**Belge:**
Gelenektir, bir yıl biterken o yılın ekonomik gelişmelerinin muhasebesi yapılır. Daha önemlisi, daha merak edileni, gelecek yıla ilişkin sayısal tahminler, öngörülerdir. Tahminler ve öngörüler için temelde genellikle ekonometrik modeller vardır.
Sözü ekonometriye getirdim. Çünkü ekonometrinin 92 yıl önce bugünlerde, 29 Aralık 1930’da, 1929 büyük buhranından hemen sonra temeli atılmıştır. Bu yazının birinci amacı, ekonometrinin, piyasa ekonomisini veri alarak, nasıl ve ne umutlarla ortaya çıktığını ve IMF gibi kuruluşlarda bugünlerde kullanılışı ile ilgili kısa bilgiler vermektir.
Yazının ikinci bir amacı ekonometrinin Türkiye’ye ne zaman girdiğini ve nasıl algılandığını aktarmaktır. Burada bir yıl önce 7 Aralık 2021’de kaybettiğimiz değerli hocamız Tuncer Bulutay’ın gözlemlerini temel alacağım. Kendisini rahmetle anıyorum. Ayrıca, birkaç yayına bakacağım. Ekonometrik modeller Türkiye’de bugünlerde kullanılıyor mu konusuna da değineceğim.
1929’da başlayan büyük buhranı açıklamak üzere zamanın iktisatçıları dinamik makro modeller oluşturmaya giriştiler. Bu bağlamda iki Avrupalı iktisatçının, Ragnar Frisch ve Jan Tinbergen’in 1930’larda yaptığı çalışmalar en önemli katkıları oluşturdu.
Bu modelleri ekonomik verilerle doğrulama çabaları, ekonometrinin oluşumunda önemli bir aşama olmuştur. O zamanki hakim düşünceye göre; ekonomik ve ekonometrik modellerle bunalımları ve çalkantıları anlamak, bunları öngörmek ve bunlara uygun politika önerileri geliştirmek mümkün olabilecektir. Böylece ekonomide istikrar da sağlanmış olacaktır.

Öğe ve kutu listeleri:

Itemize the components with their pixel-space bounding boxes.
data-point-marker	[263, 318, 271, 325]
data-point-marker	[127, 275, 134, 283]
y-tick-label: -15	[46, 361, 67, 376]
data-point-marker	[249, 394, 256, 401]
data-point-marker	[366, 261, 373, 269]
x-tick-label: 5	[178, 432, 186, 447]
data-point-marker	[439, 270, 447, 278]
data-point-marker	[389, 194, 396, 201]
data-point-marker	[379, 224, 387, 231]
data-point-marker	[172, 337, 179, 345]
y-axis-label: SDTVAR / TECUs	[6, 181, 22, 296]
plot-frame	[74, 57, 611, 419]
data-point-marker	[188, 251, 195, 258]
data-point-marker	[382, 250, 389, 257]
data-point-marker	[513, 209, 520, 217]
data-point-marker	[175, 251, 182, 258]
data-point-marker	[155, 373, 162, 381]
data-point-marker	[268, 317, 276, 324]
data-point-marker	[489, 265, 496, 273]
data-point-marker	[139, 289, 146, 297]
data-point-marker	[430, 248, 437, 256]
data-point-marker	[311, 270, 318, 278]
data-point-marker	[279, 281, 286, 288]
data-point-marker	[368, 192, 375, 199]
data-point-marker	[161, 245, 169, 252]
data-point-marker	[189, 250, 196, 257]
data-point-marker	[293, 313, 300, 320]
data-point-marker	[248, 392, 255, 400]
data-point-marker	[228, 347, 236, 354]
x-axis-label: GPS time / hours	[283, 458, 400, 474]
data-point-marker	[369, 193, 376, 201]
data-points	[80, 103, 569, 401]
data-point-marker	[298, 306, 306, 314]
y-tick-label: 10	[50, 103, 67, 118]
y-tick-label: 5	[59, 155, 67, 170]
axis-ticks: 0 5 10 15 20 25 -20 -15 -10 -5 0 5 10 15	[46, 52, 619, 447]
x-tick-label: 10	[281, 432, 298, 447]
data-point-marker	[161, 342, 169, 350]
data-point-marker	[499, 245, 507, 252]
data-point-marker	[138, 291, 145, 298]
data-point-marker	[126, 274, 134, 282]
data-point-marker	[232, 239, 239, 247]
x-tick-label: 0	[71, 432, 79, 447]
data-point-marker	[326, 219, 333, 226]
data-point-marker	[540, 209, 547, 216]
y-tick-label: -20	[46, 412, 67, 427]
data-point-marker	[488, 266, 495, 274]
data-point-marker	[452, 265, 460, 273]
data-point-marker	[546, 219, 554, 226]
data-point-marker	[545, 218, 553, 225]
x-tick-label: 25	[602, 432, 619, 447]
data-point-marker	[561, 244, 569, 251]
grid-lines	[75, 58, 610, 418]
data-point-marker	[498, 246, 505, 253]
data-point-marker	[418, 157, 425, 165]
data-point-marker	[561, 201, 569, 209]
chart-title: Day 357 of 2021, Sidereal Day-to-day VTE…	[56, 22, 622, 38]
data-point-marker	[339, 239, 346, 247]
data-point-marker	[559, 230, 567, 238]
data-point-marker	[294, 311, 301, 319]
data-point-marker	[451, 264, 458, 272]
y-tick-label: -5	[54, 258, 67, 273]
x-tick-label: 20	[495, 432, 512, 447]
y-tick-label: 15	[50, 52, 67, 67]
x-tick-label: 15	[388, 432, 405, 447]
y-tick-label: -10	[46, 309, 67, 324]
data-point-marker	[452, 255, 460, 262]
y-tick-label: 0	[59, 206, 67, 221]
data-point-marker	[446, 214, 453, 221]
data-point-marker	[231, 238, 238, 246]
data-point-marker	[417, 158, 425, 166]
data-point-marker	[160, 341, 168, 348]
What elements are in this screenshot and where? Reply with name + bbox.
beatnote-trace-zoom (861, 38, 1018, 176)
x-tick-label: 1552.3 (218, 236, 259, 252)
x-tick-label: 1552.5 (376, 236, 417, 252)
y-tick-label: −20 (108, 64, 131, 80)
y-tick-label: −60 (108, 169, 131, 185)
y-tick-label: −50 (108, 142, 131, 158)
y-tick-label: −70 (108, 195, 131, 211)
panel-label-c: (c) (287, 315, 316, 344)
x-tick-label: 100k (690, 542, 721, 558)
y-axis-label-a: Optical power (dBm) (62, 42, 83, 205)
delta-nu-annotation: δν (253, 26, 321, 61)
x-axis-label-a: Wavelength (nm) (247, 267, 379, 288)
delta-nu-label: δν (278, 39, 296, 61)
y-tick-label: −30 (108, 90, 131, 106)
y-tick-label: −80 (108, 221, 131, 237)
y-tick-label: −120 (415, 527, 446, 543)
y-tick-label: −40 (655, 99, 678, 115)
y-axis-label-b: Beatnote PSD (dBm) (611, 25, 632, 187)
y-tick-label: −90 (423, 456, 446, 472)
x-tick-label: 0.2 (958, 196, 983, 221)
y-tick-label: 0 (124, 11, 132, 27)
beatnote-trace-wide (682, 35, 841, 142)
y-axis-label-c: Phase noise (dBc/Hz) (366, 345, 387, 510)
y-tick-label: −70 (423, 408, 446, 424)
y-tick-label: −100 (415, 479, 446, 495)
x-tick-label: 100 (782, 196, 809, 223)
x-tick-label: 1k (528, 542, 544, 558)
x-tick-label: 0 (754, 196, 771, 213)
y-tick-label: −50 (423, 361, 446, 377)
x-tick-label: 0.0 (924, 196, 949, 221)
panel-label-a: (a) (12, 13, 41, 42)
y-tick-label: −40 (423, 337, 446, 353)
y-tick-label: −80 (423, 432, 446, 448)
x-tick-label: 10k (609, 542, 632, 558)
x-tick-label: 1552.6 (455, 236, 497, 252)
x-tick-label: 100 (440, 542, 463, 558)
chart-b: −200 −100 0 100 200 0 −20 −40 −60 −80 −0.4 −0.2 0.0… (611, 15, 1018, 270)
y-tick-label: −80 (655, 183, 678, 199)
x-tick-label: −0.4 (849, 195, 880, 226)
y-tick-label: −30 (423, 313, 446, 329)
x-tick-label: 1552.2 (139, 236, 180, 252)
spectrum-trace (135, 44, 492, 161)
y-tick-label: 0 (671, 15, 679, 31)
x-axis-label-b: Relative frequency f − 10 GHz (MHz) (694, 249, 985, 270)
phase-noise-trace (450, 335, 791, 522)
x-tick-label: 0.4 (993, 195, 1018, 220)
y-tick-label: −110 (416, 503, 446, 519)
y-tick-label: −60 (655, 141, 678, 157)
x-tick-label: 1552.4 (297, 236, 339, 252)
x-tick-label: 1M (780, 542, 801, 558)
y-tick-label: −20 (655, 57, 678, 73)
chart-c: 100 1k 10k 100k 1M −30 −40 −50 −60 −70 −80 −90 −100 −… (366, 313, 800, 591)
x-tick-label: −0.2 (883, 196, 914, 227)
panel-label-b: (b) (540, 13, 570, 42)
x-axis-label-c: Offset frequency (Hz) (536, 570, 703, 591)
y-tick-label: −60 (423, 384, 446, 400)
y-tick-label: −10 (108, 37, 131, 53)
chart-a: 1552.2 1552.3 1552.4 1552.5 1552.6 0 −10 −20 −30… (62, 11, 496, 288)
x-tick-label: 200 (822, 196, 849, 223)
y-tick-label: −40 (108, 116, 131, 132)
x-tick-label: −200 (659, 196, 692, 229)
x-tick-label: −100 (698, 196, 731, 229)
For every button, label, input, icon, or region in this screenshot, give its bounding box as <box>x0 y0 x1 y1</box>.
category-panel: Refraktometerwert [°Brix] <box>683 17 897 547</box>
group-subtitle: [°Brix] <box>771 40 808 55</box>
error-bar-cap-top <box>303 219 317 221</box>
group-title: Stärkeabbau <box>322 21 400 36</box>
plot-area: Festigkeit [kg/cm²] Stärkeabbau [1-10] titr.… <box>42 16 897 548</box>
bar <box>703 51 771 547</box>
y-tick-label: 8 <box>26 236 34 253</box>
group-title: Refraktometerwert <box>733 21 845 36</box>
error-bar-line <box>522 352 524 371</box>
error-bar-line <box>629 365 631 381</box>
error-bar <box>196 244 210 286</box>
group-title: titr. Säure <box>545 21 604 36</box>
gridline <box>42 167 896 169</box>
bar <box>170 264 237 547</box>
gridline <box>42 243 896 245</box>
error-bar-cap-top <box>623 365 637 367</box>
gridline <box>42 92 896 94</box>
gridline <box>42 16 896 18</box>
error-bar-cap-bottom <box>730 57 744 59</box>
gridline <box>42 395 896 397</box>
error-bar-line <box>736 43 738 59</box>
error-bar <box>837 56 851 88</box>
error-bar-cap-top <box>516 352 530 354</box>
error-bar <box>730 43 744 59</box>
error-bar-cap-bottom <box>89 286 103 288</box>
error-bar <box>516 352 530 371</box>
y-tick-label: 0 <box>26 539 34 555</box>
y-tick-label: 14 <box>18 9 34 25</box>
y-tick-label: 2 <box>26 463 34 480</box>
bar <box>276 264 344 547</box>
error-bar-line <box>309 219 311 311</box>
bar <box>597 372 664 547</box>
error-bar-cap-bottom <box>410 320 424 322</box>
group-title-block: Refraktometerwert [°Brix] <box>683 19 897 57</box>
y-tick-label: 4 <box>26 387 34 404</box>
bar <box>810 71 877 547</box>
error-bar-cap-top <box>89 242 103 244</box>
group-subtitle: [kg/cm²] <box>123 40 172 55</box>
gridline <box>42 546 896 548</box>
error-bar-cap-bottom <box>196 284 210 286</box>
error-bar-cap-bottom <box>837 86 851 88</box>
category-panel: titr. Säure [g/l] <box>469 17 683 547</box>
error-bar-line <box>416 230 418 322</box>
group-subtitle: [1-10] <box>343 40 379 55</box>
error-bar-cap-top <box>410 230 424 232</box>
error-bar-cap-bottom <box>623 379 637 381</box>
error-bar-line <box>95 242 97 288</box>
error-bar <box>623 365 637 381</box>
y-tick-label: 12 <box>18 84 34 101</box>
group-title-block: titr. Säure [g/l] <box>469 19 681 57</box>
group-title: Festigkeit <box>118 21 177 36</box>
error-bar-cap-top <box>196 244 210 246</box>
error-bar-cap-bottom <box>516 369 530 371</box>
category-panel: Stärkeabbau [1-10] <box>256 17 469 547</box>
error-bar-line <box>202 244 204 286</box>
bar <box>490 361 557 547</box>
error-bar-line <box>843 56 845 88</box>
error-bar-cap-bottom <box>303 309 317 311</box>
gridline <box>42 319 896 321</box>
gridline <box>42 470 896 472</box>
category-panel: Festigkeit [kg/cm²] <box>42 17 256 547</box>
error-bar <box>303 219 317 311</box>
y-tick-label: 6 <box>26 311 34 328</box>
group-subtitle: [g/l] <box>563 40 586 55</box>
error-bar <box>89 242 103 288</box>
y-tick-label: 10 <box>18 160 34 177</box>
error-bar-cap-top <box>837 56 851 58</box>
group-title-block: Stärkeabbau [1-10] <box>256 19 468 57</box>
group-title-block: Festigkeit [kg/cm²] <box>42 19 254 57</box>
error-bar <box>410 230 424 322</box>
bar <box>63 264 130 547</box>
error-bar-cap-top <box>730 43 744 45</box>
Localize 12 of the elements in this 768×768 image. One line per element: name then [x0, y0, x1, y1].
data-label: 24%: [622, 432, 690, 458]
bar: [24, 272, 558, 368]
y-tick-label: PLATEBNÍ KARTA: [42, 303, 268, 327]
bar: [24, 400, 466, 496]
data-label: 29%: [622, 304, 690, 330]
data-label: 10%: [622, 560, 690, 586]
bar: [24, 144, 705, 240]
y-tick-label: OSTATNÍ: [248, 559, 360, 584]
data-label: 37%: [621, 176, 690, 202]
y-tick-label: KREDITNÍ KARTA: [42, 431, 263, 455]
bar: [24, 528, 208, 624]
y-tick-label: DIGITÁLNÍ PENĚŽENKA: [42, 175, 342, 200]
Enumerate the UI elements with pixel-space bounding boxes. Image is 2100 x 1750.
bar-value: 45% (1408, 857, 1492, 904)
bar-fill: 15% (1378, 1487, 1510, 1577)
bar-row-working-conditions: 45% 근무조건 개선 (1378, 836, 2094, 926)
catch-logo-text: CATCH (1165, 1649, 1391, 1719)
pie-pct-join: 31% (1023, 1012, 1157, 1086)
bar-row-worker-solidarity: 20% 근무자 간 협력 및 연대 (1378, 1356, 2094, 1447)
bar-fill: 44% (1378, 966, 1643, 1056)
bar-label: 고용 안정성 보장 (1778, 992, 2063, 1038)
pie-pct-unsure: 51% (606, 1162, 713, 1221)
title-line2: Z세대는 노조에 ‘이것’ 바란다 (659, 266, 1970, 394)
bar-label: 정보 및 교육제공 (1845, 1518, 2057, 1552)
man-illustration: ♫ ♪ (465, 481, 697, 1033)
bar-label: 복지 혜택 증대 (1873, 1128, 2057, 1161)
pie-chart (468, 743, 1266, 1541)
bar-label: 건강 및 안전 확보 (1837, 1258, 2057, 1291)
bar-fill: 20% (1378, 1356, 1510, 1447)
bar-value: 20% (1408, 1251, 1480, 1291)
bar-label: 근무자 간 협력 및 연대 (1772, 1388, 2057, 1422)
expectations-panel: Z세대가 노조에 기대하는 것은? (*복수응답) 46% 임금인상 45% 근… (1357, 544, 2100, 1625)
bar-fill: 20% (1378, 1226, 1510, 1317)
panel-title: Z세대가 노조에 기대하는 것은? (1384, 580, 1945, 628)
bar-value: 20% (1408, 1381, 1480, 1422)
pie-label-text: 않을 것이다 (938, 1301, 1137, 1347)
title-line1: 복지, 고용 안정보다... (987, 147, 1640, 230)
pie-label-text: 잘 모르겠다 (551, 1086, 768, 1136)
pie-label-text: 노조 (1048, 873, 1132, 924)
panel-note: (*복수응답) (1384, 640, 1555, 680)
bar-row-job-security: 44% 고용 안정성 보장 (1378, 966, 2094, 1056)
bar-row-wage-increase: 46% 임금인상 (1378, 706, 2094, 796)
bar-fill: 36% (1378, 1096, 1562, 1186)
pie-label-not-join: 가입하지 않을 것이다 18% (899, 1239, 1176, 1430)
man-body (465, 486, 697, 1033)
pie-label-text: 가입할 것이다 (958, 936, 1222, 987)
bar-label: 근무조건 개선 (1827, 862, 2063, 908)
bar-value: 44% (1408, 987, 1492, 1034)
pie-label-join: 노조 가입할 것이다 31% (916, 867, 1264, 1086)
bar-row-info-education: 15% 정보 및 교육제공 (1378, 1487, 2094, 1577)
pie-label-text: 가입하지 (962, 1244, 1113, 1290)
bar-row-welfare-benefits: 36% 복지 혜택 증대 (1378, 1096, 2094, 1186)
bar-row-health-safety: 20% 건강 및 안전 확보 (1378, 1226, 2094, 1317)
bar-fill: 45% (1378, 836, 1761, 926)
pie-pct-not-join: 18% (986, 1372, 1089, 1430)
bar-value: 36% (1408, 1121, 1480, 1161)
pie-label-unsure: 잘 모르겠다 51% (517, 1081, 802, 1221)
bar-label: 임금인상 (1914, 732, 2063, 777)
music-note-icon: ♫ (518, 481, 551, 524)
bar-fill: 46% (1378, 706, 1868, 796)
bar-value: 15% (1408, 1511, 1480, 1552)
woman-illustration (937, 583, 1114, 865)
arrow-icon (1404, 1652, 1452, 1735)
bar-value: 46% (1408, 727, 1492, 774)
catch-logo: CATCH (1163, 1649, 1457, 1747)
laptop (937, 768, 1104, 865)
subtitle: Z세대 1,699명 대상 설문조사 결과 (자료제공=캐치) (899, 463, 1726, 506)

**Yapılacaklar:**
1. Ekonometri yazısına göre aşağıdaki soruları yanıtlayın:
(a) Ekonometrinin temeli hangi tarihte atıldı?
(b) Yazar, ekonometrinin Türkiye'ye girişini aktarırken hangi hocasının gözlemlerini temel alacak?
(c) 1930'larda en önemli katkıları hangi iki iktisatçının çalışmaları oluşturdu?
2. Aşağıdaki ifadeler ekonometri yazısıyla örtüşüyor mu? Her biri için evet ya da hayır deyin ve yazıdan belirleyici sözleri aktarın.
(a) Ekonometrinin temeli 1929 büyük buhranından önce atıldı.
(b) Tuncer Bulutay 7 Aralık 2021'de hayatını kaybetti.
(c) Ragnar Frisch ve Jan Tinbergen Amerikalı iktisatçılardır.
3. Lütfen ekonometri yazısını son cümlesinin ardından gelecek bölümle sürdürün.

**Beklenen Yanıtlar:**
1.
(a) 29 Aralık 1930.
(b) Tuncer Bulutay.
(c) Ragnar Frisch ve Jan Tinbergen.

2.
(a) Hayır: "1929 büyük buhranından hemen sonra temeli atılmıştır"
(b) Evet: "bir yıl önce 7 Aralık 2021’de kaybettiğimiz değerli hocamız Tuncer Bulutay"
(c) Hayır: "iki Avrupalı iktisatçının, Ragnar Frisch ve Jan Tinbergen’in"

3.
1929 buhranı Keynesyen makroiktisadın doğuşuna da ortam hazırlamıştır, ekonometri ve Keynesyen makroiktisat birbirlerini etkilemişlerdir. Ekonometrinin oluşumuna önemli katkılar yapan, ekonometri kavramını ilk kez kullanan Frisch, makroiktisat kavramını da ilk kez kullanan iktisatçıdır. Bakınız Uygur (2006).
Frisch ayrıca ekonometri adını alacak olan konuyu hazırlayan örgütlenme için ilk girişimleri başlatmıştır. Büyük buhranın yarattığı sefaletten etkilenen 12 ABD’li ve Frisch dahil 4 Avrupalı iktisatçı, 29 Aralık 1930’da ABD’de biraraya gelip Ekonometri Derneği’ni kurdular. Kuruluş önergesini o sırada Bonn Üniversitesi’nde olan Joseph Schumpeter verdi.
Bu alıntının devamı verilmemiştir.